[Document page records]

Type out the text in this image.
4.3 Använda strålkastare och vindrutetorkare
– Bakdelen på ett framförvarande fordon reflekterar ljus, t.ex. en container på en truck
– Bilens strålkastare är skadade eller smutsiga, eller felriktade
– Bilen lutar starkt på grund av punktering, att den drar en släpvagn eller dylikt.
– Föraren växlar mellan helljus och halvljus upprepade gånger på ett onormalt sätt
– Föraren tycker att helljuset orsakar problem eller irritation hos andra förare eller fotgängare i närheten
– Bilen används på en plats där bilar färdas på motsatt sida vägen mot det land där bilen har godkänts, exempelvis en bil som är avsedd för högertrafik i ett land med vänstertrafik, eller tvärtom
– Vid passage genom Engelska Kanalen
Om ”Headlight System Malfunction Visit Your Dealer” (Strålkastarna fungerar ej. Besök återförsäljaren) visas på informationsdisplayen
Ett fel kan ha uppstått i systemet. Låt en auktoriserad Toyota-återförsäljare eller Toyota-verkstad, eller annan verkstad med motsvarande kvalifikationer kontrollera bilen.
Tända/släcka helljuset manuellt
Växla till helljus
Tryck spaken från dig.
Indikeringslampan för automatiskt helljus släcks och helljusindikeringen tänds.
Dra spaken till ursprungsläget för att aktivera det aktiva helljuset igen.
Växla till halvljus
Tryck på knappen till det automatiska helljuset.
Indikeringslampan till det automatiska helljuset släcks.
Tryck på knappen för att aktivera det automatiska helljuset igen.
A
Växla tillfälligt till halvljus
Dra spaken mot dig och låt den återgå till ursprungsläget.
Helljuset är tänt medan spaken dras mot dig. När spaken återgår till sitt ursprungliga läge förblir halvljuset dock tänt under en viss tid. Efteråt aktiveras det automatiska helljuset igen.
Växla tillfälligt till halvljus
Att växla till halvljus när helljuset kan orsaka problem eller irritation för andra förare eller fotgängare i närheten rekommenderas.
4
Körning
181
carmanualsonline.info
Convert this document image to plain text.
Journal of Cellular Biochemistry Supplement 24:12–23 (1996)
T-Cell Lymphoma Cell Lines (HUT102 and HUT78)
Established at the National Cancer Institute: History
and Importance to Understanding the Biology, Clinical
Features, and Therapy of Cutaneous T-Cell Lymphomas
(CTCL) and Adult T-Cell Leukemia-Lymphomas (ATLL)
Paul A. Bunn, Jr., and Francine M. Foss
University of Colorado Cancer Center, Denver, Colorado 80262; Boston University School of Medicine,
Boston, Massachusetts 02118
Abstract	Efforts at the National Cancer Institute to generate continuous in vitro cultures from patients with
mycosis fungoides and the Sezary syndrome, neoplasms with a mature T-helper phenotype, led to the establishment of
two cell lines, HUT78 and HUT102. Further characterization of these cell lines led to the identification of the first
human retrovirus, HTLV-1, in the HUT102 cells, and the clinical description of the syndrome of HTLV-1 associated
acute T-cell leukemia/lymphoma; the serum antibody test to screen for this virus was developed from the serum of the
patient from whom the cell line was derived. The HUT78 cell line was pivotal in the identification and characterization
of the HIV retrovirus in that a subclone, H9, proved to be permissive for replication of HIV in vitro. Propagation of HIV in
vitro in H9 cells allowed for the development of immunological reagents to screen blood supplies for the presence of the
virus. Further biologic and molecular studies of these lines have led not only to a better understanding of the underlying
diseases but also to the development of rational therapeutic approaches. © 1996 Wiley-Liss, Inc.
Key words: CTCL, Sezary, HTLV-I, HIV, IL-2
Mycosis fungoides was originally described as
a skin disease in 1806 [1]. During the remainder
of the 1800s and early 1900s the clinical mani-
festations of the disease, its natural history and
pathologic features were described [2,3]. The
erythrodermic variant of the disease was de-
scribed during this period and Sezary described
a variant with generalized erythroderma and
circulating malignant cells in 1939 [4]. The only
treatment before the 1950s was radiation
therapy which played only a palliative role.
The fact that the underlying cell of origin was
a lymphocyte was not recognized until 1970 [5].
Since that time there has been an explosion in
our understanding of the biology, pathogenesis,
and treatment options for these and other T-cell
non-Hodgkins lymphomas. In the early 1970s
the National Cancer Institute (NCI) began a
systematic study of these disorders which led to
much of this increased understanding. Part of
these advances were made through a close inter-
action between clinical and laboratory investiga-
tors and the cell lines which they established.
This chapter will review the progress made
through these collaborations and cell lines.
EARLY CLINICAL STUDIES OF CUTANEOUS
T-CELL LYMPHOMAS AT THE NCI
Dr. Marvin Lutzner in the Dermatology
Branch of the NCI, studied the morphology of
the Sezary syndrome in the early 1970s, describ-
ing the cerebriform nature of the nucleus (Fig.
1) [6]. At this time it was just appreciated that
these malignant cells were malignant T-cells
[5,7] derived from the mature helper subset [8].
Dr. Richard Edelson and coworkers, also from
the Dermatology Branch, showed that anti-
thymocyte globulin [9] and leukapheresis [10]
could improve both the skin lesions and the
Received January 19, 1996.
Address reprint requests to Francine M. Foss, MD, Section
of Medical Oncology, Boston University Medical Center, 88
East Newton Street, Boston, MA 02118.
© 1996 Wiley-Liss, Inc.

→ **WHAT YOU WILL DO**
Each record should be given again exactly as it reads.

→ **FINISHED TASK**
Type out the text in this image.
4.3 Använda strålkastare och vindrutetorkare
– Bakdelen på ett framförvarande fordon reflekterar ljus, t.ex. en container på en truck
– Bilens strålkastare är skadade eller smutsiga, eller felriktade
– Bilen lutar starkt på grund av punktering, att den drar en släpvagn eller dylikt.
– Föraren växlar mellan helljus och halvljus upprepade gånger på ett onormalt sätt
– Föraren tycker att helljuset orsakar problem eller irritation hos andra förare eller fotgängare i närheten
– Bilen används på en plats där bilar färdas på motsatt sida vägen mot det land där bilen har godkänts, exempelvis en bil som är avsedd för högertrafik i ett land med vänstertrafik, eller tvärtom
– Vid passage genom Engelska Kanalen
Om ”Headlight System Malfunction Visit Your Dealer” (Strålkastarna fungerar ej. Besök återförsäljaren) visas på informationsdisplayen
Ett fel kan ha uppstått i systemet. Låt en auktoriserad Toyota-återförsäljare eller Toyota-verkstad, eller annan verkstad med motsvarande kvalifikationer kontrollera bilen.
Tända/släcka helljuset manuellt
Växla till helljus
Tryck spaken från dig.
Indikeringslampan för automatiskt helljus släcks och helljusindikeringen tänds.
Dra spaken till ursprungsläget för att aktivera det aktiva helljuset igen.
Växla till halvljus
Tryck på knappen till det automatiska helljuset.
Indikeringslampan till det automatiska helljuset släcks.
Tryck på knappen för att aktivera det automatiska helljuset igen.
A
Växla tillfälligt till halvljus
Dra spaken mot dig och låt den återgå till ursprungsläget.
Helljuset är tänt medan spaken dras mot dig. När spaken återgår till sitt ursprungliga läge förblir halvljuset dock tänt under en viss tid. Efteråt aktiveras det automatiska helljuset igen.
Växla tillfälligt till halvljus
Att växla till halvljus när helljuset kan orsaka problem eller irritation för andra förare eller fotgängare i närheten rekommenderas.
4
Körning
181
carmanualsonline.info
Convert this document image to plain text.
Journal of Cellular Biochemistry Supplement 24:12–23 (1996)
T-Cell Lymphoma Cell Lines (HUT102 and HUT78)
Established at the National Cancer Institute: History
and Importance to Understanding the Biology, Clinical
Features, and Therapy of Cutaneous T-Cell Lymphomas
(CTCL) and Adult T-Cell Leukemia-Lymphomas (ATLL)
Paul A. Bunn, Jr., and Francine M. Foss
University of Colorado Cancer Center, Denver, Colorado 80262; Boston University School of Medicine,
Boston, Massachusetts 02118
Abstract	Efforts at the National Cancer Institute to generate continuous in vitro cultures from patients with
mycosis fungoides and the Sezary syndrome, neoplasms with a mature T-helper phenotype, led to the establishment of
two cell lines, HUT78 and HUT102. Further characterization of these cell lines led to the identification of the first
human retrovirus, HTLV-1, in the HUT102 cells, and the clinical description of the syndrome of HTLV-1 associated
acute T-cell leukemia/lymphoma; the serum antibody test to screen for this virus was developed from the serum of the
patient from whom the cell line was derived. The HUT78 cell line was pivotal in the identification and characterization
of the HIV retrovirus in that a subclone, H9, proved to be permissive for replication of HIV in vitro. Propagation of HIV in
vitro in H9 cells allowed for the development of immunological reagents to screen blood supplies for the presence of the
virus. Further biologic and molecular studies of these lines have led not only to a better understanding of the underlying
diseases but also to the development of rational therapeutic approaches. © 1996 Wiley-Liss, Inc.
Key words: CTCL, Sezary, HTLV-I, HIV, IL-2
Mycosis fungoides was originally described as
a skin disease in 1806 [1]. During the remainder
of the 1800s and early 1900s the clinical mani-
festations of the disease, its natural history and
pathologic features were described [2,3]. The
erythrodermic variant of the disease was de-
scribed during this period and Sezary described
a variant with generalized erythroderma and
circulating malignant cells in 1939 [4]. The only
treatment before the 1950s was radiation
therapy which played only a palliative role.
The fact that the underlying cell of origin was
a lymphocyte was not recognized until 1970 [5].
Since that time there has been an explosion in
our understanding of the biology, pathogenesis,
and treatment options for these and other T-cell
non-Hodgkins lymphomas. In the early 1970s
the National Cancer Institute (NCI) began a
systematic study of these disorders which led to
much of this increased understanding. Part of
these advances were made through a close inter-
action between clinical and laboratory investiga-
tors and the cell lines which they established.
This chapter will review the progress made
through these collaborations and cell lines.
EARLY CLINICAL STUDIES OF CUTANEOUS
T-CELL LYMPHOMAS AT THE NCI
Dr. Marvin Lutzner in the Dermatology
Branch of the NCI, studied the morphology of
the Sezary syndrome in the early 1970s, describ-
ing the cerebriform nature of the nucleus (Fig.
1) [6]. At this time it was just appreciated that
these malignant cells were malignant T-cells
[5,7] derived from the mature helper subset [8].
Dr. Richard Edelson and coworkers, also from
the Dermatology Branch, showed that anti-
thymocyte globulin [9] and leukapheresis [10]
could improve both the skin lesions and the
Received January 19, 1996.
Address reprint requests to Francine M. Foss, MD, Section
of Medical Oncology, Boston University Medical Center, 88
East Newton Street, Boston, MA 02118.
© 1996 Wiley-Liss, Inc.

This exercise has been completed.